● AIM OF THE TASK
Give the material again in full, matching it exactly.
-- START RECORDS --
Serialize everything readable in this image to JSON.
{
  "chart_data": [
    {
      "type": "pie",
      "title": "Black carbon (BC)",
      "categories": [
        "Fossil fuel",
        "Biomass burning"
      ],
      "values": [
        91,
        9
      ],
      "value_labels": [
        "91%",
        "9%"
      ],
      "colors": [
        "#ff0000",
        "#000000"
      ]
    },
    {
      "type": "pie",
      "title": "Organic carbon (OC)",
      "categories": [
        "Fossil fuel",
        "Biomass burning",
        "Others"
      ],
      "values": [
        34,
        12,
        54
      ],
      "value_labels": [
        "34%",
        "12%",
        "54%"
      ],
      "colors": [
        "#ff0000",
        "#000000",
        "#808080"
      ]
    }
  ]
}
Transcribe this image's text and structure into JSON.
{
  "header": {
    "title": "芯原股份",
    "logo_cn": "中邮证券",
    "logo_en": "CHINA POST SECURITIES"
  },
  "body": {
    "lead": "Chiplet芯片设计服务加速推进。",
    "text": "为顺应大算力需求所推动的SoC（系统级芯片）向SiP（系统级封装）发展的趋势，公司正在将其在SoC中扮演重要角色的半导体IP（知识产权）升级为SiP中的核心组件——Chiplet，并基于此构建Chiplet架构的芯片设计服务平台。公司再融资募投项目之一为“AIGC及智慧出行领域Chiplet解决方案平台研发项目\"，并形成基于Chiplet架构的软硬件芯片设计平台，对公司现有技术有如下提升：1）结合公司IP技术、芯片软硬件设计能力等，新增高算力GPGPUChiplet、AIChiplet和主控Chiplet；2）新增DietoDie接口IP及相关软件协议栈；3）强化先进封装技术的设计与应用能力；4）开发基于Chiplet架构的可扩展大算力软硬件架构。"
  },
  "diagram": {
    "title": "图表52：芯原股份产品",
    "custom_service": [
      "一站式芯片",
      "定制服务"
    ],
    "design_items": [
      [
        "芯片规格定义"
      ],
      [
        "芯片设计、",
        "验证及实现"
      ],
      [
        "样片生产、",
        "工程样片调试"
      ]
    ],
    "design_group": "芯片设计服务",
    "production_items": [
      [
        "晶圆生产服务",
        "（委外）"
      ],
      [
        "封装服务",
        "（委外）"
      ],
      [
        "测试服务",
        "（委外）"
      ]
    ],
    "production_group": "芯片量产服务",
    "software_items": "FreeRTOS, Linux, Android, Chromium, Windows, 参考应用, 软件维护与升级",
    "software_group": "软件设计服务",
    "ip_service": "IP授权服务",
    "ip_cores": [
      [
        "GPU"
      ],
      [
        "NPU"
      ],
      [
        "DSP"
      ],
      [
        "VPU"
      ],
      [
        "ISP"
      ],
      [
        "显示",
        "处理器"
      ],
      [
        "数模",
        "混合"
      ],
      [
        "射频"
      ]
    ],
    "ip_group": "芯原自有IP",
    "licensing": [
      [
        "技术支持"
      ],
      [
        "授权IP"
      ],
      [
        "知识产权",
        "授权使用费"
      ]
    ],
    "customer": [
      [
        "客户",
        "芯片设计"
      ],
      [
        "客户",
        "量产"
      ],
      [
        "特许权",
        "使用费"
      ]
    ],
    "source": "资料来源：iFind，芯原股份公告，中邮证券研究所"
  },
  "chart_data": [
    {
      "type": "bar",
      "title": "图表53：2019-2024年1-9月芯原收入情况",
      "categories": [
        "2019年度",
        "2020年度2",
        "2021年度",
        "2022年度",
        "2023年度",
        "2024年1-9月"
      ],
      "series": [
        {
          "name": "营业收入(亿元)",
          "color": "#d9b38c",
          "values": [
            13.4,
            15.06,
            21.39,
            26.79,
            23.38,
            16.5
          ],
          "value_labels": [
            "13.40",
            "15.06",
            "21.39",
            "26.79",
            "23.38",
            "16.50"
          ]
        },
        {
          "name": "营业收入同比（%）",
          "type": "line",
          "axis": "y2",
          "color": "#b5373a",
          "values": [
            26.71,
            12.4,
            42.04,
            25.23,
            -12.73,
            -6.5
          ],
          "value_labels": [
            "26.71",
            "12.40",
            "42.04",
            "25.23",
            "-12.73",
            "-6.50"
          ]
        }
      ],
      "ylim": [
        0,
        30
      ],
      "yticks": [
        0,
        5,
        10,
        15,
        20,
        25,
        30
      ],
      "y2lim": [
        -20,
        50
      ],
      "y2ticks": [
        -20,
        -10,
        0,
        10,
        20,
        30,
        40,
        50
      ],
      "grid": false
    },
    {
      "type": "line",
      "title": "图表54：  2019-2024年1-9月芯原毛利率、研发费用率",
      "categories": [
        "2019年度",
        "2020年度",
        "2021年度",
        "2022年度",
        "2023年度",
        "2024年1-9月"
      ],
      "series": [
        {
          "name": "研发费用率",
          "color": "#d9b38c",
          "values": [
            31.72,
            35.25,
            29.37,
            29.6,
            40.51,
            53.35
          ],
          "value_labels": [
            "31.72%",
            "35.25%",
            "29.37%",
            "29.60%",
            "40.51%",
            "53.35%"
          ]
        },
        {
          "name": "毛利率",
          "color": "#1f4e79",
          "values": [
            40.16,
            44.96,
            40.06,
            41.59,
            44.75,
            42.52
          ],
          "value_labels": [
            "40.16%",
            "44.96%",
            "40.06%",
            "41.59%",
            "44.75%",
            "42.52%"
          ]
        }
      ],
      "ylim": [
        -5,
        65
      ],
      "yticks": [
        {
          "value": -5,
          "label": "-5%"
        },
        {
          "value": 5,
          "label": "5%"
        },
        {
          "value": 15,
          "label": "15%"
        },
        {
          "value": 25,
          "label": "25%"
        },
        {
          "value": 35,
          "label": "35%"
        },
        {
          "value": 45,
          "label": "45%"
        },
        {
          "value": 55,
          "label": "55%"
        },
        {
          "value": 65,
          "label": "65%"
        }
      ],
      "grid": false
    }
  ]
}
-- END RECORDS --
● CORRECT OUTPUT
Serialize everything readable in this image to JSON.
{
  "chart_data": [
    {
      "type": "pie",
      "title": "Black carbon (BC)",
      "categories": [
        "Fossil fuel",
        "Biomass burning"
      ],
      "values": [
        91,
        9
      ],
      "value_labels": [
        "91%",
        "9%"
      ],
      "colors": [
        "#ff0000",
        "#000000"
      ]
    },
    {
      "type": "pie",
      "title": "Organic carbon (OC)",
      "categories": [
        "Fossil fuel",
        "Biomass burning",
        "Others"
      ],
      "values": [
        34,
        12,
        54
      ],
      "value_labels": [
        "34%",
        "12%",
        "54%"
      ],
      "colors": [
        "#ff0000",
        "#000000",
        "#808080"
      ]
    }
  ]
}
Transcribe this image's text and structure into JSON.
{
  "header": {
    "title": "芯原股份",
    "logo_cn": "中邮证券",
    "logo_en": "CHINA POST SECURITIES"
  },
  "body": {
    "lead": "Chiplet芯片设计服务加速推进。",
    "text": "为顺应大算力需求所推动的SoC（系统级芯片）向SiP（系统级封装）发展的趋势，公司正在将其在SoC中扮演重要角色的半导体IP（知识产权）升级为SiP中的核心组件——Chiplet，并基于此构建Chiplet架构的芯片设计服务平台。公司再融资募投项目之一为“AIGC及智慧出行领域Chiplet解决方案平台研发项目\"，并形成基于Chiplet架构的软硬件芯片设计平台，对公司现有技术有如下提升：1）结合公司IP技术、芯片软硬件设计能力等，新增高算力GPGPUChiplet、AIChiplet和主控Chiplet；2）新增DietoDie接口IP及相关软件协议栈；3）强化先进封装技术的设计与应用能力；4）开发基于Chiplet架构的可扩展大算力软硬件架构。"
  },
  "diagram": {
    "title": "图表52：芯原股份产品",
    "custom_service": [
      "一站式芯片",
      "定制服务"
    ],
    "design_items": [
      [
        "芯片规格定义"
      ],
      [
        "芯片设计、",
        "验证及实现"
      ],
      [
        "样片生产、",
        "工程样片调试"
      ]
    ],
    "design_group": "芯片设计服务",
    "production_items": [
      [
        "晶圆生产服务",
        "（委外）"
      ],
      [
        "封装服务",
        "（委外）"
      ],
      [
        "测试服务",
        "（委外）"
      ]
    ],
    "production_group": "芯片量产服务",
    "software_items": "FreeRTOS, Linux, Android, Chromium, Windows, 参考应用, 软件维护与升级",
    "software_group": "软件设计服务",
    "ip_service": "IP授权服务",
    "ip_cores": [
      [
        "GPU"
      ],
      [
        "NPU"
      ],
      [
        "DSP"
      ],
      [
        "VPU"
      ],
      [
        "ISP"
      ],
      [
        "显示",
        "处理器"
      ],
      [
        "数模",
        "混合"
      ],
      [
        "射频"
      ]
    ],
    "ip_group": "芯原自有IP",
    "licensing": [
      [
        "技术支持"
      ],
      [
        "授权IP"
      ],
      [
        "知识产权",
        "授权使用费"
      ]
    ],
    "customer": [
      [
        "客户",
        "芯片设计"
      ],
      [
        "客户",
        "量产"
      ],
      [
        "特许权",
        "使用费"
      ]
    ],
    "source": "资料来源：iFind，芯原股份公告，中邮证券研究所"
  },
  "chart_data": [
    {
      "type": "bar",
      "title": "图表53：2019-2024年1-9月芯原收入情况",
      "categories": [
        "2019年度",
        "2020年度2",
        "2021年度",
        "2022年度",
        "2023年度",
        "2024年1-9月"
      ],
      "series": [
        {
          "name": "营业收入(亿元)",
          "color": "#d9b38c",
          "values": [
            13.4,
            15.06,
            21.39,
            26.79,
            23.38,
            16.5
          ],
          "value_labels": [
            "13.40",
            "15.06",
            "21.39",
            "26.79",
            "23.38",
            "16.50"
          ]
        },
        {
          "name": "营业收入同比（%）",
          "type": "line",
          "axis": "y2",
          "color": "#b5373a",
          "values": [
            26.71,
            12.4,
            42.04,
            25.23,
            -12.73,
            -6.5
          ],
          "value_labels": [
            "26.71",
            "12.40",
            "42.04",
            "25.23",
            "-12.73",
            "-6.50"
          ]
        }
      ],
      "ylim": [
        0,
        30
      ],
      "yticks": [
        0,
        5,
        10,
        15,
        20,
        25,
        30
      ],
      "y2lim": [
        -20,
        50
      ],
      "y2ticks": [
        -20,
        -10,
        0,
        10,
        20,
        30,
        40,
        50
      ],
      "grid": false
    },
    {
      "type": "line",
      "title": "图表54：  2019-2024年1-9月芯原毛利率、研发费用率",
      "categories": [
        "2019年度",
        "2020年度",
        "2021年度",
        "2022年度",
        "2023年度",
        "2024年1-9月"
      ],
      "series": [
        {
          "name": "研发费用率",
          "color": "#d9b38c",
          "values": [
            31.72,
            35.25,
            29.37,
            29.6,
            40.51,
            53.35
          ],
          "value_labels": [
            "31.72%",
            "35.25%",
            "29.37%",
            "29.60%",
            "40.51%",
            "53.35%"
          ]
        },
        {
          "name": "毛利率",
          "color": "#1f4e79",
          "values": [
            40.16,
            44.96,
            40.06,
            41.59,
            44.75,
            42.52
          ],
          "value_labels": [
            "40.16%",
            "44.96%",
            "40.06%",
            "41.59%",
            "44.75%",
            "42.52%"
          ]
        }
      ],
      "ylim": [
        -5,
        65
      ],
      "yticks": [
        {
          "value": -5,
          "label": "-5%"
        },
        {
          "value": 5,
          "label": "5%"
        },
        {
          "value": 15,
          "label": "15%"
        },
        {
          "value": 25,
          "label": "25%"
        },
        {
          "value": 35,
          "label": "35%"
        },
        {
          "value": 45,
          "label": "45%"
        },
        {
          "value": 55,
          "label": "55%"
        },
        {
          "value": 65,
          "label": "65%"
        }
      ],
      "grid": false
    }
  ]
}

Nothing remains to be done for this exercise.